• _Given records_
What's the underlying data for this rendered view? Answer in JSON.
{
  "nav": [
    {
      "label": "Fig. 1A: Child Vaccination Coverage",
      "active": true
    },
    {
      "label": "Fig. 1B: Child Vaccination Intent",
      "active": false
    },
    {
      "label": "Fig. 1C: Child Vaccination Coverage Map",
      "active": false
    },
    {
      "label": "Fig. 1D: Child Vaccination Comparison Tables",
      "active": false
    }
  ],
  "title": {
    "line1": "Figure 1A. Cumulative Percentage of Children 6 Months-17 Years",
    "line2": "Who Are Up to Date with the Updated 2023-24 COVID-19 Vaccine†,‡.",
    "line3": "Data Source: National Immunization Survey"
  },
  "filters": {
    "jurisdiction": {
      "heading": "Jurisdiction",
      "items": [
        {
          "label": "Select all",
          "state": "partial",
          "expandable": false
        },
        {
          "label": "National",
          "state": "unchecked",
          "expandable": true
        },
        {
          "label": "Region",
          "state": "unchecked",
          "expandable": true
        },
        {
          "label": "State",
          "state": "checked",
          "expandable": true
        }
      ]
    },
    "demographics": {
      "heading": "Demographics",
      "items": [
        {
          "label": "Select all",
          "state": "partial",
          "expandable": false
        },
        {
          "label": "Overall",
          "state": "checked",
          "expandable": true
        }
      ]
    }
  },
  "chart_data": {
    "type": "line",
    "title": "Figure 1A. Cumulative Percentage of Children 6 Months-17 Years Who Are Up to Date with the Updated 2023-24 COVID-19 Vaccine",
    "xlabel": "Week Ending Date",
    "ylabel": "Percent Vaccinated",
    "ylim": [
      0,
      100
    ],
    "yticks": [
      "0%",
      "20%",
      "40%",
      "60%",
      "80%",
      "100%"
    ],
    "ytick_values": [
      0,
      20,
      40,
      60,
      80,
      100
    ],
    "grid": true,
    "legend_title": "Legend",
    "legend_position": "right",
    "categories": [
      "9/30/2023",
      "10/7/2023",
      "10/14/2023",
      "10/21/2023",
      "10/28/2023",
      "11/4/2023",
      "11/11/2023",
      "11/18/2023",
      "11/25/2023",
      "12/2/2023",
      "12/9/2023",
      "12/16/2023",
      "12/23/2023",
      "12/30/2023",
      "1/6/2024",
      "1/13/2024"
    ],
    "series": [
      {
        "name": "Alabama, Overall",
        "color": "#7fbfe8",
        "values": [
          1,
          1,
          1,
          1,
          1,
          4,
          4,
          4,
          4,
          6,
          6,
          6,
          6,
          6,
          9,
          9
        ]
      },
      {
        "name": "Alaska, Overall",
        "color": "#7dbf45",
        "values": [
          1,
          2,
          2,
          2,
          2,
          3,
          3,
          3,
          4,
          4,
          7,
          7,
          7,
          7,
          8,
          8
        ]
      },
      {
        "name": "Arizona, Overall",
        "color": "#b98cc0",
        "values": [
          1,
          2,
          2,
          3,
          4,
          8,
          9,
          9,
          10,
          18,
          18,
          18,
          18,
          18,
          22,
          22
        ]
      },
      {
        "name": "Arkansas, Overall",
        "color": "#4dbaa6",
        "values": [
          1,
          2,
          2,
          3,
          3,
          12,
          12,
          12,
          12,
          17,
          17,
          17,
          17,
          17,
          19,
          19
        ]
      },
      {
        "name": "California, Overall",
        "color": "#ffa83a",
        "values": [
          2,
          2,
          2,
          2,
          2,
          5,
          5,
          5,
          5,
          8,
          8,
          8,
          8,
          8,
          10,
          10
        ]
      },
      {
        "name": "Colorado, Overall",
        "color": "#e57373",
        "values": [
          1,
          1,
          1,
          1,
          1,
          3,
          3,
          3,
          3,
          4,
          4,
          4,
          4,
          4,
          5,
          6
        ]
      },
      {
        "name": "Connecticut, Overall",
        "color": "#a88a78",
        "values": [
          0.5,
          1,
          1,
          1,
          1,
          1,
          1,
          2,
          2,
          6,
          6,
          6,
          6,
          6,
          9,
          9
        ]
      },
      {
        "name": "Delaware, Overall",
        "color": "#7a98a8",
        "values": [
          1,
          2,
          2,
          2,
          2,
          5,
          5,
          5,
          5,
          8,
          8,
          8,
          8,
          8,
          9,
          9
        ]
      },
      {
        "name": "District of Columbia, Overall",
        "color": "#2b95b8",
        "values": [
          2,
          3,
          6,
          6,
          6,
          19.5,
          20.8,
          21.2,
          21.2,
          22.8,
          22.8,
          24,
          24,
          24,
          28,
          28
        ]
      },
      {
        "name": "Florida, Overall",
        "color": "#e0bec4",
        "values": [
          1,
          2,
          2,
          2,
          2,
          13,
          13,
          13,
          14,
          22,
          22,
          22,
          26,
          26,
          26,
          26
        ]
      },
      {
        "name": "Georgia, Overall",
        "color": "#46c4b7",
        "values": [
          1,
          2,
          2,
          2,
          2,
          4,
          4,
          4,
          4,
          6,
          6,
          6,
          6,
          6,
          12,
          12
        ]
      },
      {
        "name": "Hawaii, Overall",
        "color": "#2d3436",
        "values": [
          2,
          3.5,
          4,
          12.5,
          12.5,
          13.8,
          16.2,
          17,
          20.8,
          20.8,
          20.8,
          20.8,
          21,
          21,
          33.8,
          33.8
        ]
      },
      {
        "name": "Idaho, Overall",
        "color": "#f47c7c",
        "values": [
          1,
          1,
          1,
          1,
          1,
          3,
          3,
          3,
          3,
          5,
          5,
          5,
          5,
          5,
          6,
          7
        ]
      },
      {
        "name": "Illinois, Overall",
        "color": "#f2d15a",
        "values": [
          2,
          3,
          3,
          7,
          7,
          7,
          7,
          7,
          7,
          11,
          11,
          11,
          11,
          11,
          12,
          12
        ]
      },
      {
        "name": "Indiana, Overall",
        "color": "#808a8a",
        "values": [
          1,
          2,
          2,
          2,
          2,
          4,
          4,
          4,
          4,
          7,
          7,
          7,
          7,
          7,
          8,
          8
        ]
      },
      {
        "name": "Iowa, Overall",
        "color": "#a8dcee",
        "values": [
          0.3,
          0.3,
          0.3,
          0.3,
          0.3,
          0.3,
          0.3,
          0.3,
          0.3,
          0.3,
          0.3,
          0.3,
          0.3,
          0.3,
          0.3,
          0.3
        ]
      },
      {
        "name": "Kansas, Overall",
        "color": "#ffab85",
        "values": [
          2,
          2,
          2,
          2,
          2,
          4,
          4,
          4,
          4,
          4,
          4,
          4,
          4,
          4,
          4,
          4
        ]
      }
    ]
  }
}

• _The exercise_
Reproduce each entry above exactly, keeping every word.

• _Written answer_
What's the underlying data for this rendered view? Answer in JSON.
{
  "nav": [
    {
      "label": "Fig. 1A: Child Vaccination Coverage",
      "active": true
    },
    {
      "label": "Fig. 1B: Child Vaccination Intent",
      "active": false
    },
    {
      "label": "Fig. 1C: Child Vaccination Coverage Map",
      "active": false
    },
    {
      "label": "Fig. 1D: Child Vaccination Comparison Tables",
      "active": false
    }
  ],
  "title": {
    "line1": "Figure 1A. Cumulative Percentage of Children 6 Months-17 Years",
    "line2": "Who Are Up to Date with the Updated 2023-24 COVID-19 Vaccine†,‡.",
    "line3": "Data Source: National Immunization Survey"
  },
  "filters": {
    "jurisdiction": {
      "heading": "Jurisdiction",
      "items": [
        {
          "label": "Select all",
          "state": "partial",
          "expandable": false
        },
        {
          "label": "National",
          "state": "unchecked",
          "expandable": true
        },
        {
          "label": "Region",
          "state": "unchecked",
          "expandable": true
        },
        {
          "label": "State",
          "state": "checked",
          "expandable": true
        }
      ]
    },
    "demographics": {
      "heading": "Demographics",
      "items": [
        {
          "label": "Select all",
          "state": "partial",
          "expandable": false
        },
        {
          "label": "Overall",
          "state": "checked",
          "expandable": true
        }
      ]
    }
  },
  "chart_data": {
    "type": "line",
    "title": "Figure 1A. Cumulative Percentage of Children 6 Months-17 Years Who Are Up to Date with the Updated 2023-24 COVID-19 Vaccine",
    "xlabel": "Week Ending Date",
    "ylabel": "Percent Vaccinated",
    "ylim": [
      0,
      100
    ],
    "yticks": [
      "0%",
      "20%",
      "40%",
      "60%",
      "80%",
      "100%"
    ],
    "ytick_values": [
      0,
      20,
      40,
      60,
      80,
      100
    ],
    "grid": true,
    "legend_title": "Legend",
    "legend_position": "right",
    "categories": [
      "9/30/2023",
      "10/7/2023",
      "10/14/2023",
      "10/21/2023",
      "10/28/2023",
      "11/4/2023",
      "11/11/2023",
      "11/18/2023",
      "11/25/2023",
      "12/2/2023",
      "12/9/2023",
      "12/16/2023",
      "12/23/2023",
      "12/30/2023",
      "1/6/2024",
      "1/13/2024"
    ],
    "series": [
      {
        "name": "Alabama, Overall",
        "color": "#7fbfe8",
        "values": [
          1,
          1,
          1,
          1,
          1,
          4,
          4,
          4,
          4,
          6,
          6,
          6,
          6,
          6,
          9,
          9
        ]
      },
      {
        "name": "Alaska, Overall",
        "color": "#7dbf45",
        "values": [
          1,
          2,
          2,
          2,
          2,
          3,
          3,
          3,
          4,
          4,
          7,
          7,
          7,
          7,
          8,
          8
        ]
      },
      {
        "name": "Arizona, Overall",
        "color": "#b98cc0",
        "values": [
          1,
          2,
          2,
          3,
          4,
          8,
          9,
          9,
          10,
          18,
          18,
          18,
          18,
          18,
          22,
          22
        ]
      },
      {
        "name": "Arkansas, Overall",
        "color": "#4dbaa6",
        "values": [
          1,
          2,
          2,
          3,
          3,
          12,
          12,
          12,
          12,
          17,
          17,
          17,
          17,
          17,
          19,
          19
        ]
      },
      {
        "name": "California, Overall",
        "color": "#ffa83a",
        "values": [
          2,
          2,
          2,
          2,
          2,
          5,
          5,
          5,
          5,
          8,
          8,
          8,
          8,
          8,
          10,
          10
        ]
      },
      {
        "name": "Colorado, Overall",
        "color": "#e57373",
        "values": [
          1,
          1,
          1,
          1,
          1,
          3,
          3,
          3,
          3,
          4,
          4,
          4,
          4,
          4,
          5,
          6
        ]
      },
      {
        "name": "Connecticut, Overall",
        "color": "#a88a78",
        "values": [
          0.5,
          1,
          1,
          1,
          1,
          1,
          1,
          2,
          2,
          6,
          6,
          6,
          6,
          6,
          9,
          9
        ]
      },
      {
        "name": "Delaware, Overall",
        "color": "#7a98a8",
        "values": [
          1,
          2,
          2,
          2,
          2,
          5,
          5,
          5,
          5,
          8,
          8,
          8,
          8,
          8,
          9,
          9
        ]
      },
      {
        "name": "District of Columbia, Overall",
        "color": "#2b95b8",
        "values": [
          2,
          3,
          6,
          6,
          6,
          19.5,
          20.8,
          21.2,
          21.2,
          22.8,
          22.8,
          24,
          24,
          24,
          28,
          28
        ]
      },
      {
        "name": "Florida, Overall",
        "color": "#e0bec4",
        "values": [
          1,
          2,
          2,
          2,
          2,
          13,
          13,
          13,
          14,
          22,
          22,
          22,
          26,
          26,
          26,
          26
        ]
      },
      {
        "name": "Georgia, Overall",
        "color": "#46c4b7",
        "values": [
          1,
          2,
          2,
          2,
          2,
          4,
          4,
          4,
          4,
          6,
          6,
          6,
          6,
          6,
          12,
          12
        ]
      },
      {
        "name": "Hawaii, Overall",
        "color": "#2d3436",
        "values": [
          2,
          3.5,
          4,
          12.5,
          12.5,
          13.8,
          16.2,
          17,
          20.8,
          20.8,
          20.8,
          20.8,
          21,
          21,
          33.8,
          33.8
        ]
      },
      {
        "name": "Idaho, Overall",
        "color": "#f47c7c",
        "values": [
          1,
          1,
          1,
          1,
          1,
          3,
          3,
          3,
          3,
          5,
          5,
          5,
          5,
          5,
          6,
          7
        ]
      },
      {
        "name": "Illinois, Overall",
        "color": "#f2d15a",
        "values": [
          2,
          3,
          3,
          7,
          7,
          7,
          7,
          7,
          7,
          11,
          11,
          11,
          11,
          11,
          12,
          12
        ]
      },
      {
        "name": "Indiana, Overall",
        "color": "#808a8a",
        "values": [
          1,
          2,
          2,
          2,
          2,
          4,
          4,
          4,
          4,
          7,
          7,
          7,
          7,
          7,
          8,
          8
        ]
      },
      {
        "name": "Iowa, Overall",
        "color": "#a8dcee",
        "values": [
          0.3,
          0.3,
          0.3,
          0.3,
          0.3,
          0.3,
          0.3,
          0.3,
          0.3,
          0.3,
          0.3,
          0.3,
          0.3,
          0.3,
          0.3,
          0.3
        ]
      },
      {
        "name": "Kansas, Overall",
        "color": "#ffab85",
        "values": [
          2,
          2,
          2,
          2,
          2,
          4,
          4,
          4,
          4,
          4,
          4,
          4,
          4,
          4,
          4,
          4
        ]
      }
    ]
  }
}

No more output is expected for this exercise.